- **Work to be completed**
Report every line below that holds the word "Markierung".

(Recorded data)

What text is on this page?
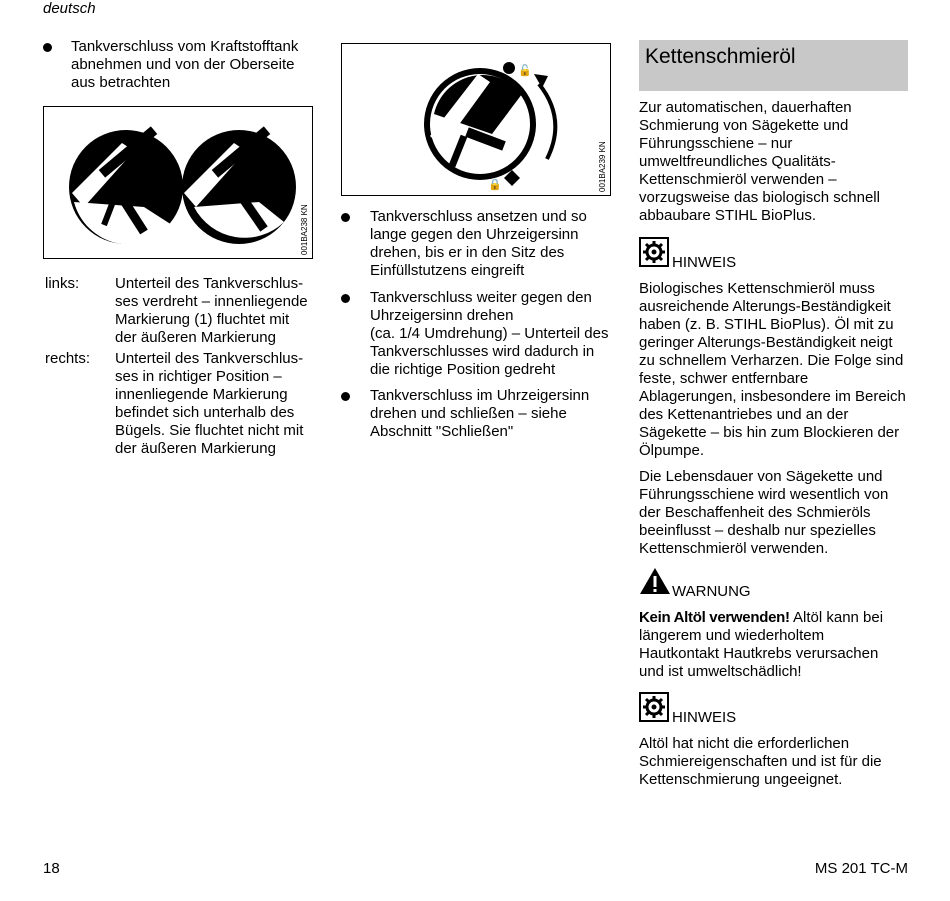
deutsch
Tankverschluss vom Kraftstofftank
abnehmen und von der Oberseite
aus betrachten
1
001BA238 KN
links: Unterteil des Tankverschlus-
ses verdreht – innenliegende
Markierung (1) fluchtet mit
der äußeren Markierung
rechts: Unterteil des Tankverschlus-
ses in richtiger Position –
innenliegende Markierung
befindet sich unterhalb des
Bügels. Sie fluchtet nicht mit
der äußeren Markierung
🔓
🔒	001BA239 KN
Tankverschluss ansetzen und so
lange gegen den Uhrzeigersinn
drehen, bis er in den Sitz des
Einfüllstutzens eingreift
Tankverschluss weiter gegen den
Uhrzeigersinn drehen
(ca. 1/4 Umdrehung) – Unterteil des
Tankverschlusses wird dadurch in
die richtige Position gedreht
Tankverschluss im Uhrzeigersinn
drehen und schließen – siehe
Abschnitt "Schließen"
Kettenschmieröl
Zur automatischen, dauerhaften
Schmierung von Sägekette und
Führungsschiene – nur
umweltfreundliches Qualitäts-
Kettenschmieröl verwenden –
vorzugsweise das biologisch schnell
abbaubare STIHL BioPlus.
HINWEIS
Biologisches Kettenschmieröl muss
ausreichende Alterungs-Beständigkeit
haben (z. B. STIHL BioPlus). Öl mit zu
geringer Alterungs-Beständigkeit neigt
zu schnellem Verharzen. Die Folge sind
feste, schwer entfernbare
Ablagerungen, insbesondere im Bereich
des Kettenantriebes und an der
Sägekette – bis hin zum Blockieren der
Ölpumpe.
Die Lebensdauer von Sägekette und
Führungsschiene wird wesentlich von
der Beschaffenheit des Schmieröls
beeinflusst – deshalb nur spezielles
Kettenschmieröl verwenden.
WARNUNG
Kein Altöl verwenden! Altöl kann bei
längerem und wiederholtem
Hautkontakt Hautkrebs verursachen
und ist umweltschädlich!
HINWEIS
Altöl hat nicht die erforderlichen
Schmiereigenschaften und ist für die
Kettenschmierung ungeeignet.
18	MS 201 TC-M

- **Finished exercise**
Markierung (1) fluchtet mit
der äußeren Markierung
innenliegende Markierung
der äußeren Markierung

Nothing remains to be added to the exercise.